→ Text excerpt
* * * *

Exactly what kind of company are we talking about?

Effectively, the service you're talking about providing is a coaching service of which a training plan is as part of. Nothing new here, there are plenty of coaching companies for cycling, triathlon etc which would obviously be working on the basis of time available to train taking into account all the issues you highlight above. The main problem you'd have in taking my money off me is I'd rather put my trust/money into a coach who's been there and done it at a proven decent level. What expertise do you have in power data analysis etc?


----------



## FGSMM205 (18 Jul 2018)

Heltor Chasca said:


> That sounds like an amazing placement. I am self employed and a single dad to two children so time is poor. Structured training is ideal for me on an indoor smart trainer as I can still do some family duties while on the bike.
> 
> Structured training to me represents quality over volume and time which for me is ideal. I like to see my schedule and I like to pick apart my results and see a representation of my progress.
> 
> ...



Yeah it's a great place to be involved with! 
It sounds like you're a busy person, it's admirable that you're able to fit in your training at all. 
I agree that seeing the detailed results and progression is great and probably one of the best motivators to carry on training. Do you use a HR monitor on your rides? 

What you've mentioned about plan flexibility is a great point, it would be nice to be able to select your event date and then freely move sessions around to days that suit you and your specific requirements. 

Thanks again for the replies, Heltor!


----------



## FGSMM205 (18 Jul 2018)

huwsparky said:


> Exactly what kind of company are we talking about?
> 
> Effectively, the service you're talking about providing is a coaching service of which a training plan is as part of. Nothing new here, there are plenty of coaching companies for cycling, triathlon etc which would obviously be working on the basis of time available to train taking into account all the issues you highlight above. The main problem you'd have in taking my money off me is I'd rather put my trust/money into a coach who's been there and done it at a proven decent level. What expertise do you have in power data analysis etc?



Hey, huwsparky, thanks for the reply. 
Unfortunately I am unable to divulge the company under instruction from my seniors. 
Rather than offering an entirely new training plan service, we are looking more to serve as a resource that customers could use alongside their training plans which would personalise the plans further rather than just using a bog-standard "FTP boost program" or "improve your average speed program". It would involve lifestyle and physiological measurements that might reveal certain strengths and weaknesses for each individual that they could then use to inform how they train. Essentially: train smarter, not harder. 
Hope this clears it up a bit for you! 
Thanks
FGSMM205


----------



## Heltor Chasca (18 Jul 2018)

FGSMM205 said:


> Do you use a HR monitor on your rides?!



Yes. I don’t/can’t afford a power meter on my actual bike so I pace myself on long rides of 100-300km with my HRM. These are Audax events so this information is sufficient as well as time and average speed. A power meter would just be really interesting data. Strava gives me power guesstimates. If I was doing TTs, hill climbing or the like, then a power meter would be more important.

The power measurement on my Wahoo Kickr is accurate for the purposes of structured training.


----------



## Ming the Merciless (18 Jul 2018)

* * * *

→ Provided records
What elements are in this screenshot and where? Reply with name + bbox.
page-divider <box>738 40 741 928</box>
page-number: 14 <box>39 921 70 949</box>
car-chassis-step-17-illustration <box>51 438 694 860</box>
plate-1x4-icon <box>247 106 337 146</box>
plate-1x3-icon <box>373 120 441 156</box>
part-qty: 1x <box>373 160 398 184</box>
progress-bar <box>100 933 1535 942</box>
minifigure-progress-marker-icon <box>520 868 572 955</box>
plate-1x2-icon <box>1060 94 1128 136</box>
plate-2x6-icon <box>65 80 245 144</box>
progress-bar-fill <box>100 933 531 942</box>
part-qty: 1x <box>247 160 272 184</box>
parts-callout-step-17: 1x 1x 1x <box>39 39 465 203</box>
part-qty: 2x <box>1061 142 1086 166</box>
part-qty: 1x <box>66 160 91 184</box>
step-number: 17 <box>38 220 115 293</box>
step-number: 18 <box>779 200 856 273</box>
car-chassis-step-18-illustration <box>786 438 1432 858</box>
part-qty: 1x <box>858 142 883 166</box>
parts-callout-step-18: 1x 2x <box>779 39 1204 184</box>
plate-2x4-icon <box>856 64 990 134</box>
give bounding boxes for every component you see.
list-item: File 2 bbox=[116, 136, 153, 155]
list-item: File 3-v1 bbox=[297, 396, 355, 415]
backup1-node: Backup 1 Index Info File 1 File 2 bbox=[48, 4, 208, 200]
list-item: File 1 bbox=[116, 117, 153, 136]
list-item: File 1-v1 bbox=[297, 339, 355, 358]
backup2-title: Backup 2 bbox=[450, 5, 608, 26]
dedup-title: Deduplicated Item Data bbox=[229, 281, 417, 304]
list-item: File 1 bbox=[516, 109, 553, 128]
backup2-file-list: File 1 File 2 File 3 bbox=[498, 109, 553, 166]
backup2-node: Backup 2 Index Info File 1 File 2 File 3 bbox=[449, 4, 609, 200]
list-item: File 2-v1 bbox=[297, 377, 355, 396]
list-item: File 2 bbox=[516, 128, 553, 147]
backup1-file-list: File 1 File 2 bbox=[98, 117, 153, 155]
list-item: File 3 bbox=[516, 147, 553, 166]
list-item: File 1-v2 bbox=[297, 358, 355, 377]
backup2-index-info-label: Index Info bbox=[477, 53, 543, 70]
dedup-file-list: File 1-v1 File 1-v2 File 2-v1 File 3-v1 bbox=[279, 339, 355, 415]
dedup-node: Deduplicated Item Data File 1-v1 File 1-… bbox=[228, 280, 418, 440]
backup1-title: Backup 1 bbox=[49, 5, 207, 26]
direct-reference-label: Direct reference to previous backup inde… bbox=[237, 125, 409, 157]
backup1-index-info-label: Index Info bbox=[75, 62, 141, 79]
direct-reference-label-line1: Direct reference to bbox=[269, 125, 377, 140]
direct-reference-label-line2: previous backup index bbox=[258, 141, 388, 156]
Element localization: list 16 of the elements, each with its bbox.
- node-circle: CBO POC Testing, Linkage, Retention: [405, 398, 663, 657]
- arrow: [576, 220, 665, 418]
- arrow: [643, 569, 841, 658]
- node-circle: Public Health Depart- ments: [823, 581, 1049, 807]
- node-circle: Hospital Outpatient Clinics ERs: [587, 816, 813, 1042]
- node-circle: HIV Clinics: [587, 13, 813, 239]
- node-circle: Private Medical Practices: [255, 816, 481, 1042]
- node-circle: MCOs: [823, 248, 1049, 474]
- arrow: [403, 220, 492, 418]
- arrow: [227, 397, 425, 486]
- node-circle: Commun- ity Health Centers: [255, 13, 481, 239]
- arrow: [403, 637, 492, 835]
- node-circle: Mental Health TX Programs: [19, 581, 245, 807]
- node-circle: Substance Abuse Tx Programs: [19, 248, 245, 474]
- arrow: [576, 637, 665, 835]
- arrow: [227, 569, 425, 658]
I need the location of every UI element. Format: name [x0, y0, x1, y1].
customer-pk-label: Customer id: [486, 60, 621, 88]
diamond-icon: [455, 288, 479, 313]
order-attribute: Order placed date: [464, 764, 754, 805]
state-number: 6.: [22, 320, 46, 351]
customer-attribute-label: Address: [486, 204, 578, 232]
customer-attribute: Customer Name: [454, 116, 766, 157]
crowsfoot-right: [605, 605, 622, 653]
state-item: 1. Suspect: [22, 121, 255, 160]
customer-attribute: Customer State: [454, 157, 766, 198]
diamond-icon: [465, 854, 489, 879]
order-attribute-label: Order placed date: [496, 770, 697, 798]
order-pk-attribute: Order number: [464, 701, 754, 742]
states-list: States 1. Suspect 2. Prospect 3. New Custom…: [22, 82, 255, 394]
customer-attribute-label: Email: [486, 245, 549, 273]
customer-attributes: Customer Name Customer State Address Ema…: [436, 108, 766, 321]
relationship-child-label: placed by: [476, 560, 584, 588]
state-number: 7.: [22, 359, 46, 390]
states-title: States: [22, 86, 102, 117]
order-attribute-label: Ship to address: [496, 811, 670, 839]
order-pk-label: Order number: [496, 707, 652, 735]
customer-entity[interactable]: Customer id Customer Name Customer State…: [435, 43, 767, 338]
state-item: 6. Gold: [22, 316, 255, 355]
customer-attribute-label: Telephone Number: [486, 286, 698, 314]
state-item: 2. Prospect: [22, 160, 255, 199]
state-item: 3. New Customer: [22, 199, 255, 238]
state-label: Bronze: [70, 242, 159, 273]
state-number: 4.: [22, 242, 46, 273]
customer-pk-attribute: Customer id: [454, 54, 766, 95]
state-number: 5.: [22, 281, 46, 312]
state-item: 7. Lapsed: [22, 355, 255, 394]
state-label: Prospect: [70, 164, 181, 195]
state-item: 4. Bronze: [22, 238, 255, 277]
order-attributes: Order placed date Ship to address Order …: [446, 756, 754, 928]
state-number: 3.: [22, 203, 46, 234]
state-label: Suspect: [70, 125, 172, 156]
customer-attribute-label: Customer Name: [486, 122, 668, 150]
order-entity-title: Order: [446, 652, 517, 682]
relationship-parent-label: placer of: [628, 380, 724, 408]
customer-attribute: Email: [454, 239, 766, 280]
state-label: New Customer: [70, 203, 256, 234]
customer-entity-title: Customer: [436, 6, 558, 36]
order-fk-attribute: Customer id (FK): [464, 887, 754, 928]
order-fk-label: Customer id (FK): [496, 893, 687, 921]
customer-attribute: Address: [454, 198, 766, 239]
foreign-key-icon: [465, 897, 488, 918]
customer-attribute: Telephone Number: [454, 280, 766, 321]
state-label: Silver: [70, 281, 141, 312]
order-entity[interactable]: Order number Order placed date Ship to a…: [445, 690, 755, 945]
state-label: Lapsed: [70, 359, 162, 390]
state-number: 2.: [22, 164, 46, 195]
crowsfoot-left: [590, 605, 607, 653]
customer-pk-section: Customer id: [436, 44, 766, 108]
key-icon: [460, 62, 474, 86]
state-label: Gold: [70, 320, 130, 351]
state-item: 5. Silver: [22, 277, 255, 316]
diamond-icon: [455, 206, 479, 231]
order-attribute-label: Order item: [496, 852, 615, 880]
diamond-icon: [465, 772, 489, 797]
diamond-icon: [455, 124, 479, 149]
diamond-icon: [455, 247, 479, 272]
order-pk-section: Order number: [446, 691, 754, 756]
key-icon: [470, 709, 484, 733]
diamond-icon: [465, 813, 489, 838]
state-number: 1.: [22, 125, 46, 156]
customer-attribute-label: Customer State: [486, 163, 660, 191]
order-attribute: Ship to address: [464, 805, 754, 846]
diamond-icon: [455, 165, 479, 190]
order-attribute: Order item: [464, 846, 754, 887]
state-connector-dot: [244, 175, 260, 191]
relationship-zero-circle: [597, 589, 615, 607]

* * * *

→ Work to be completed
Copy out the passage in the cycling training thread from "## Heltor Chasca" to "be more important.", word for word. The listing plays no part in this work.

→ Result
## Heltor Chasca (18 Jul 2018)

FGSMM205 said:


> Do you use a HR monitor on your rides?!



Yes. I don’t/can’t afford a power meter on my actual bike so I pace myself on long rides of 100-300km with my HRM. These are Audax events so this information is sufficient as well as time and average speed. A power meter would just be really interesting data. Strava gives me power guesstimates. If I was doing TTs, hill climbing or the like, then a power meter would be more important.